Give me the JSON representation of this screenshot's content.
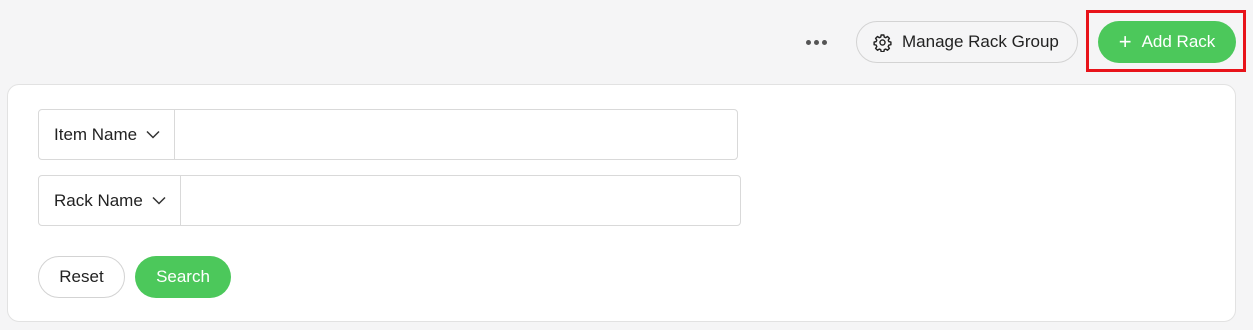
{
  "toolbar": {
    "more_icon": "ellipsis-icon",
    "manage_label": "Manage Rack Group",
    "manage_icon": "gear-icon",
    "add_label": "Add Rack",
    "add_icon": "plus-icon",
    "accent_color": "#4cc85b",
    "highlight_color": "#e8131a"
  },
  "filters": {
    "item_name": {
      "selected": "Item Name",
      "value": "",
      "placeholder": ""
    },
    "rack_name": {
      "selected": "Rack Name",
      "value": "",
      "placeholder": ""
    }
  },
  "actions": {
    "reset_label": "Reset",
    "search_label": "Search"
  }
}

====

TASK: Copy each line of the records precisely and drop any images they hold.

PROBLEM SOLUTION:
Give me the JSON representation of this screenshot's content.
{
  "toolbar": {
    "more_icon": "ellipsis-icon",
    "manage_label": "Manage Rack Group",
    "manage_icon": "gear-icon",
    "add_label": "Add Rack",
    "add_icon": "plus-icon",
    "accent_color": "#4cc85b",
    "highlight_color": "#e8131a"
  },
  "filters": {
    "item_name": {
      "selected": "Item Name",
      "value": "",
      "placeholder": ""
    },
    "rack_name": {
      "selected": "Rack Name",
      "value": "",
      "placeholder": ""
    }
  },
  "actions": {
    "reset_label": "Reset",
    "search_label": "Search"
  }
}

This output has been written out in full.